Dataset excerpts
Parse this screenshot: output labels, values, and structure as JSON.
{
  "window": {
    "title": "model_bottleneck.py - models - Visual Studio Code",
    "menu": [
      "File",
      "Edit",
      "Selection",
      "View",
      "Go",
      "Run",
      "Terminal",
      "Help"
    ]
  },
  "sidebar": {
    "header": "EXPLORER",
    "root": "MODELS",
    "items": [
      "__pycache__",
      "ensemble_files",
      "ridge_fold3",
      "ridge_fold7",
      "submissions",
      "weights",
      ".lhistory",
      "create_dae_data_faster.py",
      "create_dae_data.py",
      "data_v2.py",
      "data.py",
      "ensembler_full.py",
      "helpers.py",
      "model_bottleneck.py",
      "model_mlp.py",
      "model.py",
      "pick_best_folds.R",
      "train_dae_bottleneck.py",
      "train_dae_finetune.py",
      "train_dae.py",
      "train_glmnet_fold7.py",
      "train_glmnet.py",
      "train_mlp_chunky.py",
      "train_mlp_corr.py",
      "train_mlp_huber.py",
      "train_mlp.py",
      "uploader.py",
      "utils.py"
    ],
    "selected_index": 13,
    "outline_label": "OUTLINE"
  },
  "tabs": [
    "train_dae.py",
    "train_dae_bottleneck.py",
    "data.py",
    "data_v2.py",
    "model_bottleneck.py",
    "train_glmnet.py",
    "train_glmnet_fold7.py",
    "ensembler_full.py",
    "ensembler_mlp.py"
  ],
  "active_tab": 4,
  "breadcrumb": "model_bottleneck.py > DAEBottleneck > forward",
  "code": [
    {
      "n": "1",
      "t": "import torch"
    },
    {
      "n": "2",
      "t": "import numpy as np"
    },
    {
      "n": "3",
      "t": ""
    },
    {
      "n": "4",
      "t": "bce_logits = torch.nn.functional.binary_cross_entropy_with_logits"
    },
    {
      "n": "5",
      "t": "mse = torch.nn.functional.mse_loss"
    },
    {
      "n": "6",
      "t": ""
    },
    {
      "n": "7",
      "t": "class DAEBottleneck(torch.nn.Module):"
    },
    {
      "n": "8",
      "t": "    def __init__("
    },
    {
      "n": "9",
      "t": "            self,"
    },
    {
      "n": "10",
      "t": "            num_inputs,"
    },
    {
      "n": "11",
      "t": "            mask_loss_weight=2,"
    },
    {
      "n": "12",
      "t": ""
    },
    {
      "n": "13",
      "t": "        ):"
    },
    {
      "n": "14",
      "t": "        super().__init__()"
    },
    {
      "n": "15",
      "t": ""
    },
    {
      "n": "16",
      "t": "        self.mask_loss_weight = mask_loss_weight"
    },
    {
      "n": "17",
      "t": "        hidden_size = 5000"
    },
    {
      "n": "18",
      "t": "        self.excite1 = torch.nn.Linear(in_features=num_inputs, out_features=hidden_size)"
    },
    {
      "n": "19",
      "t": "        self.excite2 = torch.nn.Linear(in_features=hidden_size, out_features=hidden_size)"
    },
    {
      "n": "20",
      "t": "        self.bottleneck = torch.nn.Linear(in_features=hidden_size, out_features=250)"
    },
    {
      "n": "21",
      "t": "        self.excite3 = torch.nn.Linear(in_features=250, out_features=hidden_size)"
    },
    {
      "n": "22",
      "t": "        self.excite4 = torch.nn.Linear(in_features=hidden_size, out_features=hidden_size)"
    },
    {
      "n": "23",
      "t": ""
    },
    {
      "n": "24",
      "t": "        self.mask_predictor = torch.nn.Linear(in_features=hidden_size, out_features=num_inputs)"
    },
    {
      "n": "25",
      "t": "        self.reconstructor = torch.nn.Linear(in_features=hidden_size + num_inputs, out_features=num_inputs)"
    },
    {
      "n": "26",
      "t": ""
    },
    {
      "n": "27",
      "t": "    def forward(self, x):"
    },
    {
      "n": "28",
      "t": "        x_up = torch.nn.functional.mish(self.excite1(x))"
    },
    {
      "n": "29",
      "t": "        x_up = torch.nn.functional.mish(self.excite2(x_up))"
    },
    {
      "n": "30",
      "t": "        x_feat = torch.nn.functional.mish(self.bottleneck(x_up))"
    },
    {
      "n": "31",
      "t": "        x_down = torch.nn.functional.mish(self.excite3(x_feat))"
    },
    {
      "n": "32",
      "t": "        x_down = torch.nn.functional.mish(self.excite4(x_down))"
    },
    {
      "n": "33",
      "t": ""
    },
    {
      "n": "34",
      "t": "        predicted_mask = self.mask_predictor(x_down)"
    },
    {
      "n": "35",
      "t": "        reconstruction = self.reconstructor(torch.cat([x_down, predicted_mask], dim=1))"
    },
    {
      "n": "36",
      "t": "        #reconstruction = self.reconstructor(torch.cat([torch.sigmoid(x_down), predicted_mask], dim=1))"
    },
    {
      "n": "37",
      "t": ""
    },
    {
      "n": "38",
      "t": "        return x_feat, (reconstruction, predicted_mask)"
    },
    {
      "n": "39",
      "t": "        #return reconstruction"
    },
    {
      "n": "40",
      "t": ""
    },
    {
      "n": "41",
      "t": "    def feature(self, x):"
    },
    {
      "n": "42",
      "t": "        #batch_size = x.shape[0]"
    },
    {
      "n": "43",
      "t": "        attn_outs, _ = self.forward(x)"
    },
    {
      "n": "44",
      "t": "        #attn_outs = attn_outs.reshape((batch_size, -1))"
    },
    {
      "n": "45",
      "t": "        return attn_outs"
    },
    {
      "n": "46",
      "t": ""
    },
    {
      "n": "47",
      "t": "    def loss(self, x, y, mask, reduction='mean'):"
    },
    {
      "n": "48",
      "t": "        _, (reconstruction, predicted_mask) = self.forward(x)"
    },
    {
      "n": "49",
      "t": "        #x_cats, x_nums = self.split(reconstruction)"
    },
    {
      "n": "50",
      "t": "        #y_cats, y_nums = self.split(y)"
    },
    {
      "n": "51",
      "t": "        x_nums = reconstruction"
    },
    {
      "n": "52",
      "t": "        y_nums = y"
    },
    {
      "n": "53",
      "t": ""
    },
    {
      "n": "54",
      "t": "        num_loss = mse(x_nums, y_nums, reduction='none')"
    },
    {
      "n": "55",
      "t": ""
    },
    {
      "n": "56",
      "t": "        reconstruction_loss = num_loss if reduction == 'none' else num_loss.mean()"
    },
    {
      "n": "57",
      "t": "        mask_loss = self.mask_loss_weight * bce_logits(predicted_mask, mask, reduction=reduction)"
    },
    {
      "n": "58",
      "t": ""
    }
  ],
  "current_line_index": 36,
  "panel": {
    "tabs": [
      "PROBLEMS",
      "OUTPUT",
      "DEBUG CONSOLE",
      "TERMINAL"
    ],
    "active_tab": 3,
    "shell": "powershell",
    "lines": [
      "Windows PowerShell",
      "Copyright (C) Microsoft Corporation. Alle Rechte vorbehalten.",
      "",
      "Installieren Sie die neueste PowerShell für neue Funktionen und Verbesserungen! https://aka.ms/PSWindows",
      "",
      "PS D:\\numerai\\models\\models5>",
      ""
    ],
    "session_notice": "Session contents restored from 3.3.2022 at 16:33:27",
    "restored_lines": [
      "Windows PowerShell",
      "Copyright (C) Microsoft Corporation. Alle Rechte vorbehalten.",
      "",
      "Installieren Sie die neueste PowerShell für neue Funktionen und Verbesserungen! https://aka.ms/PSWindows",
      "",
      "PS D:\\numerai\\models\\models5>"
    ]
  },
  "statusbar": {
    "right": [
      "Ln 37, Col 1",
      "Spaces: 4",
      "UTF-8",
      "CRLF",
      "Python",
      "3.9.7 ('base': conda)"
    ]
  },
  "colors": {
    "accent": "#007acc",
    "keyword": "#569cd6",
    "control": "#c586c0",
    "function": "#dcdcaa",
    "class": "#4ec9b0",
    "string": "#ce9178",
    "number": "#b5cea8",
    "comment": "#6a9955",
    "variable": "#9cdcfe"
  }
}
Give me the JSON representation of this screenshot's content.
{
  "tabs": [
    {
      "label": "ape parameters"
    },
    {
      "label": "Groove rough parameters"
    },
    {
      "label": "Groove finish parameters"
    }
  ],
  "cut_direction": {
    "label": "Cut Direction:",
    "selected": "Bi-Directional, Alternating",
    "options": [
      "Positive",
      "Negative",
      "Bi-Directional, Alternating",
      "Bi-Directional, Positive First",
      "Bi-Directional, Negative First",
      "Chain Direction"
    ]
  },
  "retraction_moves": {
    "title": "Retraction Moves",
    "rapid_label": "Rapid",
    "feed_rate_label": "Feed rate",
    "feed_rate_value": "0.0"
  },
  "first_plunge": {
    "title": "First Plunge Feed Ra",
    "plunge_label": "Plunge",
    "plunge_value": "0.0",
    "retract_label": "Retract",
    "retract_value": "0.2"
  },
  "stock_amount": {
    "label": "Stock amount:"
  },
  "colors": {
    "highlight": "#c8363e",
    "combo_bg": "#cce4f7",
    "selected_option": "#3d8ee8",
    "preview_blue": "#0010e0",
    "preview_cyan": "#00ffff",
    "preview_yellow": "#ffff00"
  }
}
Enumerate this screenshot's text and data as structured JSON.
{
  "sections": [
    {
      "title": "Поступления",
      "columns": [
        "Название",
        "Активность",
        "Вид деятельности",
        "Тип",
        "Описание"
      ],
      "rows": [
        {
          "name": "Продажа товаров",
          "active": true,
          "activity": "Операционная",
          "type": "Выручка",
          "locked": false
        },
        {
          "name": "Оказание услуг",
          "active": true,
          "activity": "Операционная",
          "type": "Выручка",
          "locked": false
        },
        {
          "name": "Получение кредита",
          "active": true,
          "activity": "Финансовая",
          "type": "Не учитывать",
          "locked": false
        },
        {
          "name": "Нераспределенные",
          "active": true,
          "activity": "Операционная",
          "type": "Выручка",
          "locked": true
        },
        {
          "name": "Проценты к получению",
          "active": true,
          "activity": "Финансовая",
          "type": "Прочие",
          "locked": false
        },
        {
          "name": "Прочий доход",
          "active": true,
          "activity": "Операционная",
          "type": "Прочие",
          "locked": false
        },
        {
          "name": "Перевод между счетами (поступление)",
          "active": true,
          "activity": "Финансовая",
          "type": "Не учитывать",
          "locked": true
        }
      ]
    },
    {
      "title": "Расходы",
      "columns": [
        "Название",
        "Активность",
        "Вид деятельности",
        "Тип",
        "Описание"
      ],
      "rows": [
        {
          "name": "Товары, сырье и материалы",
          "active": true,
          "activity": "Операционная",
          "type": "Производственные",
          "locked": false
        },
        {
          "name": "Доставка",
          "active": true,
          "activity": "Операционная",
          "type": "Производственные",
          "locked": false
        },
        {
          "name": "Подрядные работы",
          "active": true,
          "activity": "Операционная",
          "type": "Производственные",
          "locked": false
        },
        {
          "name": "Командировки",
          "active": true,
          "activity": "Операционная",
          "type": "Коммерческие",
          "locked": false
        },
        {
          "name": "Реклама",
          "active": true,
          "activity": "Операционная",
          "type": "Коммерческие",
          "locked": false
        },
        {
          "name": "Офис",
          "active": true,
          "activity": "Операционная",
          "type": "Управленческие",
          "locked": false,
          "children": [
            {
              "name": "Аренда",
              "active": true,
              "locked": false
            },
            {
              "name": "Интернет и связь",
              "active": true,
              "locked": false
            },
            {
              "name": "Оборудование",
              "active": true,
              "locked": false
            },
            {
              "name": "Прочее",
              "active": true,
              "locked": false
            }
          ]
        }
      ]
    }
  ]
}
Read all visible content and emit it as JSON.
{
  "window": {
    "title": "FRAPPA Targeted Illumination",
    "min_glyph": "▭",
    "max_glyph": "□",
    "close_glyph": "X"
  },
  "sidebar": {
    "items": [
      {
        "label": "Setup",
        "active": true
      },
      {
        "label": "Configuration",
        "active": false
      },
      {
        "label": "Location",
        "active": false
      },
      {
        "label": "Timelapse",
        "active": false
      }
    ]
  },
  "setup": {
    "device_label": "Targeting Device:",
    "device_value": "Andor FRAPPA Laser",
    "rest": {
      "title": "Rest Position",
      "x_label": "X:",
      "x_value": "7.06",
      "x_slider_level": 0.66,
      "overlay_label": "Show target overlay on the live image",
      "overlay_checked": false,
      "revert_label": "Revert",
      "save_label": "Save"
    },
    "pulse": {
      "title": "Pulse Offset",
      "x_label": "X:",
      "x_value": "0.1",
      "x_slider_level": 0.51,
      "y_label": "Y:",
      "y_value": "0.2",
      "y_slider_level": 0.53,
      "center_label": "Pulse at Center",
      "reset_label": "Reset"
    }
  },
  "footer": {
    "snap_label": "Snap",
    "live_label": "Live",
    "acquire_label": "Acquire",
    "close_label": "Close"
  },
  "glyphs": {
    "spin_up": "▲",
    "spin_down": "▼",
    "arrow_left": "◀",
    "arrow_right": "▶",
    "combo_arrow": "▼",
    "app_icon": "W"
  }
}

§ **TASK TO COMPLETE**:
Copy all lines from the entries that contain the word "forward".

§ **FINISHED TASK**:
  "breadcrumb": "model_bottleneck.py > DAEBottleneck > forward",
      "t": "    def forward(self, x):"
      "t": "        attn_outs, _ = self.forward(x)"
      "t": "        _, (reconstruction, predicted_mask) = self.forward(x)"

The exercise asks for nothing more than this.